Problem requirements:
Print the listing below in its entirety, character for character.

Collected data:
═══

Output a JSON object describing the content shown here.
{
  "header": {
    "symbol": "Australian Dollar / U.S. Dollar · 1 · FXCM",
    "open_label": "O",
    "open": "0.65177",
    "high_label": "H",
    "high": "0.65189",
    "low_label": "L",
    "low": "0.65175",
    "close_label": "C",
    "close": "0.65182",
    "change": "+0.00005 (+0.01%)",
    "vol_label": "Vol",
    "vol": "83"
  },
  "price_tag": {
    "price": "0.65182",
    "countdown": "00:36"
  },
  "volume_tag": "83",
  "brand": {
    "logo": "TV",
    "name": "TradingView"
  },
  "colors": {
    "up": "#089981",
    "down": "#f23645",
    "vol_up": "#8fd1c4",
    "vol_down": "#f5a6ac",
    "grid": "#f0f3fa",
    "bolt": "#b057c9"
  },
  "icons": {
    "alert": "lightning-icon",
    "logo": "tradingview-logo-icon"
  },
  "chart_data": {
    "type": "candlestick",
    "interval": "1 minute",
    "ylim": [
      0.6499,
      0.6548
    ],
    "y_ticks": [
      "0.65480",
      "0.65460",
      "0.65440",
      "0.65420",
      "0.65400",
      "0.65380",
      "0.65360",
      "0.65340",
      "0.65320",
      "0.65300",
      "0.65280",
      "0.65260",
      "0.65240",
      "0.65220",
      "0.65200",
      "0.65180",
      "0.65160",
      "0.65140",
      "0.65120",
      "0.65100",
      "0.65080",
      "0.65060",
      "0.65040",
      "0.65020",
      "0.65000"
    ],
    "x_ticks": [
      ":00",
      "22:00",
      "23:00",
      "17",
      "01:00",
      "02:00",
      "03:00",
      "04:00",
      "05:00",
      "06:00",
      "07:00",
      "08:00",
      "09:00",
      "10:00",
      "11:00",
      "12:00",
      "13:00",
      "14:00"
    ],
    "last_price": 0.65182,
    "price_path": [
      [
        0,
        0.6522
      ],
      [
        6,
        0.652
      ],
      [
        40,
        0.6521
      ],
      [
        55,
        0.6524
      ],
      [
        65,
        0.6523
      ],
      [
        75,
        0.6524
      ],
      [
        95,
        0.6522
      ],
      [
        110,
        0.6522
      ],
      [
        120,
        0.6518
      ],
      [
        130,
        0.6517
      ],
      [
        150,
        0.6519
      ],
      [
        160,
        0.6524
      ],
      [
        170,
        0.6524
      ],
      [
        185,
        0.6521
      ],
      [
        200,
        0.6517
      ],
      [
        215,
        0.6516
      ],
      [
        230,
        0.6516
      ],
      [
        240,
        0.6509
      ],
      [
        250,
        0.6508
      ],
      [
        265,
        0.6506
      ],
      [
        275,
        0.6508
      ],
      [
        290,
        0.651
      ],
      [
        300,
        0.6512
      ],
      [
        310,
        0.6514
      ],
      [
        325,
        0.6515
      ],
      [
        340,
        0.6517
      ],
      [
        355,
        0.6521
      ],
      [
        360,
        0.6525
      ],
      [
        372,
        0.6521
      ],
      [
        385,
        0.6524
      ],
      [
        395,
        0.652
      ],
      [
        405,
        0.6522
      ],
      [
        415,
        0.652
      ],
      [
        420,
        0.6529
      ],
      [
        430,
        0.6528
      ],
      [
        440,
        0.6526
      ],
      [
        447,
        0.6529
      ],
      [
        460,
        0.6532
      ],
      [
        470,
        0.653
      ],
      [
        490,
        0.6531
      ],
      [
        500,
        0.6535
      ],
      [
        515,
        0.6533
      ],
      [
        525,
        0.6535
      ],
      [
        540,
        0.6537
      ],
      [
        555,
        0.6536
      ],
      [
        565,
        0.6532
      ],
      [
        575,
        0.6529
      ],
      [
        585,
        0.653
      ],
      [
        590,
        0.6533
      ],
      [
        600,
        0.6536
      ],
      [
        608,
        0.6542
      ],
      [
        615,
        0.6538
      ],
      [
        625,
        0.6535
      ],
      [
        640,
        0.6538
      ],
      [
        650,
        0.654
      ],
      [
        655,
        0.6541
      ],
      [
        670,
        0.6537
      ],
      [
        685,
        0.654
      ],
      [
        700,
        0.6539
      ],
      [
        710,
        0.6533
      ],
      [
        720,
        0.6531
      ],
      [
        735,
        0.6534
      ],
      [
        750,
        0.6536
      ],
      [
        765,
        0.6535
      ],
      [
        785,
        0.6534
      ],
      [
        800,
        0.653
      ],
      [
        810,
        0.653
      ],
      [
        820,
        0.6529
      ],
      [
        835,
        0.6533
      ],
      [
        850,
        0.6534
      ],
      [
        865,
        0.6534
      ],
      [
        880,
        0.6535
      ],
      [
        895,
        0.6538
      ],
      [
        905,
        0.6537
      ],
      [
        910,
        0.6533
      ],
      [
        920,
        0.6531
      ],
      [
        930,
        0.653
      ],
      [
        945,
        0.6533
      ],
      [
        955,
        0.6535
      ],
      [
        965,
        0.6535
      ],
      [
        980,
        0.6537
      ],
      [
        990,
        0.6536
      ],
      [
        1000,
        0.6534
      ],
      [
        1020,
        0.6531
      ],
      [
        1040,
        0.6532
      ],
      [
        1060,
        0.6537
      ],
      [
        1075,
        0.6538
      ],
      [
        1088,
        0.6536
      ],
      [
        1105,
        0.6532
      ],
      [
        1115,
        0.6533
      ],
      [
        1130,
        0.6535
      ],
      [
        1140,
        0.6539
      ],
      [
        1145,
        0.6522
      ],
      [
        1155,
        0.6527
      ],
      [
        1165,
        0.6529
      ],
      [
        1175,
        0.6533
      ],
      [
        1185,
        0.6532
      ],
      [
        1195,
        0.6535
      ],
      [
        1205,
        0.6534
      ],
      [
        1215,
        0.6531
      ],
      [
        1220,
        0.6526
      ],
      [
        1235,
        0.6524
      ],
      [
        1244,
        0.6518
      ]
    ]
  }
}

═══

Output for this exercise:
Output a JSON object describing the content shown here.
{
  "header": {
    "symbol": "Australian Dollar / U.S. Dollar · 1 · FXCM",
    "open_label": "O",
    "open": "0.65177",
    "high_label": "H",
    "high": "0.65189",
    "low_label": "L",
    "low": "0.65175",
    "close_label": "C",
    "close": "0.65182",
    "change": "+0.00005 (+0.01%)",
    "vol_label": "Vol",
    "vol": "83"
  },
  "price_tag": {
    "price": "0.65182",
    "countdown": "00:36"
  },
  "volume_tag": "83",
  "brand": {
    "logo": "TV",
    "name": "TradingView"
  },
  "colors": {
    "up": "#089981",
    "down": "#f23645",
    "vol_up": "#8fd1c4",
    "vol_down": "#f5a6ac",
    "grid": "#f0f3fa",
    "bolt": "#b057c9"
  },
  "icons": {
    "alert": "lightning-icon",
    "logo": "tradingview-logo-icon"
  },
  "chart_data": {
    "type": "candlestick",
    "interval": "1 minute",
    "ylim": [
      0.6499,
      0.6548
    ],
    "y_ticks": [
      "0.65480",
      "0.65460",
      "0.65440",
      "0.65420",
      "0.65400",
      "0.65380",
      "0.65360",
      "0.65340",
      "0.65320",
      "0.65300",
      "0.65280",
      "0.65260",
      "0.65240",
      "0.65220",
      "0.65200",
      "0.65180",
      "0.65160",
      "0.65140",
      "0.65120",
      "0.65100",
      "0.65080",
      "0.65060",
      "0.65040",
      "0.65020",
      "0.65000"
    ],
    "x_ticks": [
      ":00",
      "22:00",
      "23:00",
      "17",
      "01:00",
      "02:00",
      "03:00",
      "04:00",
      "05:00",
      "06:00",
      "07:00",
      "08:00",
      "09:00",
      "10:00",
      "11:00",
      "12:00",
      "13:00",
      "14:00"
    ],
    "last_price": 0.65182,
    "price_path": [
      [
        0,
        0.6522
      ],
      [
        6,
        0.652
      ],
      [
        40,
        0.6521
      ],
      [
        55,
        0.6524
      ],
      [
        65,
        0.6523
      ],
      [
        75,
        0.6524
      ],
      [
        95,
        0.6522
      ],
      [
        110,
        0.6522
      ],
      [
        120,
        0.6518
      ],
      [
        130,
        0.6517
      ],
      [
        150,
        0.6519
      ],
      [
        160,
        0.6524
      ],
      [
        170,
        0.6524
      ],
      [
        185,
        0.6521
      ],
      [
        200,
        0.6517
      ],
      [
        215,
        0.6516
      ],
      [
        230,
        0.6516
      ],
      [
        240,
        0.6509
      ],
      [
        250,
        0.6508
      ],
      [
        265,
        0.6506
      ],
      [
        275,
        0.6508
      ],
      [
        290,
        0.651
      ],
      [
        300,
        0.6512
      ],
      [
        310,
        0.6514
      ],
      [
        325,
        0.6515
      ],
      [
        340,
        0.6517
      ],
      [
        355,
        0.6521
      ],
      [
        360,
        0.6525
      ],
      [
        372,
        0.6521
      ],
      [
        385,
        0.6524
      ],
      [
        395,
        0.652
      ],
      [
        405,
        0.6522
      ],
      [
        415,
        0.652
      ],
      [
        420,
        0.6529
      ],
      [
        430,
        0.6528
      ],
      [
        440,
        0.6526
      ],
      [
        447,
        0.6529
      ],
      [
        460,
        0.6532
      ],
      [
        470,
        0.653
      ],
      [
        490,
        0.6531
      ],
      [
        500,
        0.6535
      ],
      [
        515,
        0.6533
      ],
      [
        525,
        0.6535
      ],
      [
        540,
        0.6537
      ],
      [
        555,
        0.6536
      ],
      [
        565,
        0.6532
      ],
      [
        575,
        0.6529
      ],
      [
        585,
        0.653
      ],
      [
        590,
        0.6533
      ],
      [
        600,
        0.6536
      ],
      [
        608,
        0.6542
      ],
      [
        615,
        0.6538
      ],
      [
        625,
        0.6535
      ],
      [
        640,
        0.6538
      ],
      [
        650,
        0.654
      ],
      [
        655,
        0.6541
      ],
      [
        670,
        0.6537
      ],
      [
        685,
        0.654
      ],
      [
        700,
        0.6539
      ],
      [
        710,
        0.6533
      ],
      [
        720,
        0.6531
      ],
      [
        735,
        0.6534
      ],
      [
        750,
        0.6536
      ],
      [
        765,
        0.6535
      ],
      [
        785,
        0.6534
      ],
      [
        800,
        0.653
      ],
      [
        810,
        0.653
      ],
      [
        820,
        0.6529
      ],
      [
        835,
        0.6533
      ],
      [
        850,
        0.6534
      ],
      [
        865,
        0.6534
      ],
      [
        880,
        0.6535
      ],
      [
        895,
        0.6538
      ],
      [
        905,
        0.6537
      ],
      [
        910,
        0.6533
      ],
      [
        920,
        0.6531
      ],
      [
        930,
        0.653
      ],
      [
        945,
        0.6533
      ],
      [
        955,
        0.6535
      ],
      [
        965,
        0.6535
      ],
      [
        980,
        0.6537
      ],
      [
        990,
        0.6536
      ],
      [
        1000,
        0.6534
      ],
      [
        1020,
        0.6531
      ],
      [
        1040,
        0.6532
      ],
      [
        1060,
        0.6537
      ],
      [
        1075,
        0.6538
      ],
      [
        1088,
        0.6536
      ],
      [
        1105,
        0.6532
      ],
      [
        1115,
        0.6533
      ],
      [
        1130,
        0.6535
      ],
      [
        1140,
        0.6539
      ],
      [
        1145,
        0.6522
      ],
      [
        1155,
        0.6527
      ],
      [
        1165,
        0.6529
      ],
      [
        1175,
        0.6533
      ],
      [
        1185,
        0.6532
      ],
      [
        1195,
        0.6535
      ],
      [
        1205,
        0.6534
      ],
      [
        1215,
        0.6531
      ],
      [
        1220,
        0.6526
      ],
      [
        1235,
        0.6524
      ],
      [
        1244,
        0.6518
      ]
    ]
  }
}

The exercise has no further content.